▶ _Problem requirements_
Transcribe the entries below exactly.

─── Material provided ───

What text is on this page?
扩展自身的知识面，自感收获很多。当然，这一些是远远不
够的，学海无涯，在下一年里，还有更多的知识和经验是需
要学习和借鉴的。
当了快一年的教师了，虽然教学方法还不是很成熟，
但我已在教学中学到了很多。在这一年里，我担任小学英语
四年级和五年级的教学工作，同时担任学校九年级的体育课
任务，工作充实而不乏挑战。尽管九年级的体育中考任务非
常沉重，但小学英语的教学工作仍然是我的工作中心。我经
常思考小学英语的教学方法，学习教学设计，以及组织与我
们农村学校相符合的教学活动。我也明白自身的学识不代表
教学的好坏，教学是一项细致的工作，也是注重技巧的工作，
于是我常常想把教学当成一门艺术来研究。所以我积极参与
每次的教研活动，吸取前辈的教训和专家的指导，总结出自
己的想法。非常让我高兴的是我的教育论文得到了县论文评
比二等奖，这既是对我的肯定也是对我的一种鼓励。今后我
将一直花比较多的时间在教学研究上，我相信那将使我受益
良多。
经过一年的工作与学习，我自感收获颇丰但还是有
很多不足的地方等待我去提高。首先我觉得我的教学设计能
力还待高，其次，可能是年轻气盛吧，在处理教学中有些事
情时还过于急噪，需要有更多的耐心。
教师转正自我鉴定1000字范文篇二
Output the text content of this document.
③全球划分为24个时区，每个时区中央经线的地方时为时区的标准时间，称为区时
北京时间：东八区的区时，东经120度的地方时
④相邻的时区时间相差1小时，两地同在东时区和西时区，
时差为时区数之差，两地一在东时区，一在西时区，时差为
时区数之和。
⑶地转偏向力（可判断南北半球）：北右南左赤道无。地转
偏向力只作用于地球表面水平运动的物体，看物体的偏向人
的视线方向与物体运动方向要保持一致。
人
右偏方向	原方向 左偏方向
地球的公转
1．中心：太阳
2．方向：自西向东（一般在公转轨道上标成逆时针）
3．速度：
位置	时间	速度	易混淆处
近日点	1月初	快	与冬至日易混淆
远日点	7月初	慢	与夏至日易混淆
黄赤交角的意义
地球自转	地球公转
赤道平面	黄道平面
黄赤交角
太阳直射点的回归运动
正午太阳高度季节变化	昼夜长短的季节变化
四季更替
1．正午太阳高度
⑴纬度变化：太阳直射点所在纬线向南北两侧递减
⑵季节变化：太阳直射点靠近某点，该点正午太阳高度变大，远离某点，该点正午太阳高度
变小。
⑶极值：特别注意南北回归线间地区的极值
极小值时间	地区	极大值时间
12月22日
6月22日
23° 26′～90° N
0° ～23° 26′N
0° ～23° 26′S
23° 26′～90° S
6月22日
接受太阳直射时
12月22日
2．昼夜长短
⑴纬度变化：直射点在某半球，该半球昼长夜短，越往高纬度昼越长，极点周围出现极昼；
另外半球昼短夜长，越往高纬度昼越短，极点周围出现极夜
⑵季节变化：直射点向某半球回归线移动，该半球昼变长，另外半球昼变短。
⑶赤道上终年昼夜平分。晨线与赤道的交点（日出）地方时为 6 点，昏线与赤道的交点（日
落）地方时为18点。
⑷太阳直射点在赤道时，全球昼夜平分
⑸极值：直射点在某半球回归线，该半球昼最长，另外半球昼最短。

───

▶ _Full output_
What text is on this page?
扩展自身的知识面，自感收获很多。当然，这一些是远远不
够的，学海无涯，在下一年里，还有更多的知识和经验是需
要学习和借鉴的。
当了快一年的教师了，虽然教学方法还不是很成熟，
但我已在教学中学到了很多。在这一年里，我担任小学英语
四年级和五年级的教学工作，同时担任学校九年级的体育课
任务，工作充实而不乏挑战。尽管九年级的体育中考任务非
常沉重，但小学英语的教学工作仍然是我的工作中心。我经
常思考小学英语的教学方法，学习教学设计，以及组织与我
们农村学校相符合的教学活动。我也明白自身的学识不代表
教学的好坏，教学是一项细致的工作，也是注重技巧的工作，
于是我常常想把教学当成一门艺术来研究。所以我积极参与
每次的教研活动，吸取前辈的教训和专家的指导，总结出自
己的想法。非常让我高兴的是我的教育论文得到了县论文评
比二等奖，这既是对我的肯定也是对我的一种鼓励。今后我
将一直花比较多的时间在教学研究上，我相信那将使我受益
良多。
经过一年的工作与学习，我自感收获颇丰但还是有
很多不足的地方等待我去提高。首先我觉得我的教学设计能
力还待高，其次，可能是年轻气盛吧，在处理教学中有些事
情时还过于急噪，需要有更多的耐心。
教师转正自我鉴定1000字范文篇二
Output the text content of this document.
③全球划分为24个时区，每个时区中央经线的地方时为时区的标准时间，称为区时
北京时间：东八区的区时，东经120度的地方时
④相邻的时区时间相差1小时，两地同在东时区和西时区，
时差为时区数之差，两地一在东时区，一在西时区，时差为
时区数之和。
⑶地转偏向力（可判断南北半球）：北右南左赤道无。地转
偏向力只作用于地球表面水平运动的物体，看物体的偏向人
的视线方向与物体运动方向要保持一致。
人
右偏方向	原方向 左偏方向
地球的公转
1．中心：太阳
2．方向：自西向东（一般在公转轨道上标成逆时针）
3．速度：
位置	时间	速度	易混淆处
近日点	1月初	快	与冬至日易混淆
远日点	7月初	慢	与夏至日易混淆
黄赤交角的意义
地球自转	地球公转
赤道平面	黄道平面
黄赤交角
太阳直射点的回归运动
正午太阳高度季节变化	昼夜长短的季节变化
四季更替
1．正午太阳高度
⑴纬度变化：太阳直射点所在纬线向南北两侧递减
⑵季节变化：太阳直射点靠近某点，该点正午太阳高度变大，远离某点，该点正午太阳高度
变小。
⑶极值：特别注意南北回归线间地区的极值
极小值时间	地区	极大值时间
12月22日
6月22日
23° 26′～90° N
0° ～23° 26′N
0° ～23° 26′S
23° 26′～90° S
6月22日
接受太阳直射时
12月22日
2．昼夜长短
⑴纬度变化：直射点在某半球，该半球昼长夜短，越往高纬度昼越长，极点周围出现极昼；
另外半球昼短夜长，越往高纬度昼越短，极点周围出现极夜
⑵季节变化：直射点向某半球回归线移动，该半球昼变长，另外半球昼变短。
⑶赤道上终年昼夜平分。晨线与赤道的交点（日出）地方时为 6 点，昏线与赤道的交点（日
落）地方时为18点。
⑷太阳直射点在赤道时，全球昼夜平分
⑸极值：直射点在某半球回归线，该半球昼最长，另外半球昼最短。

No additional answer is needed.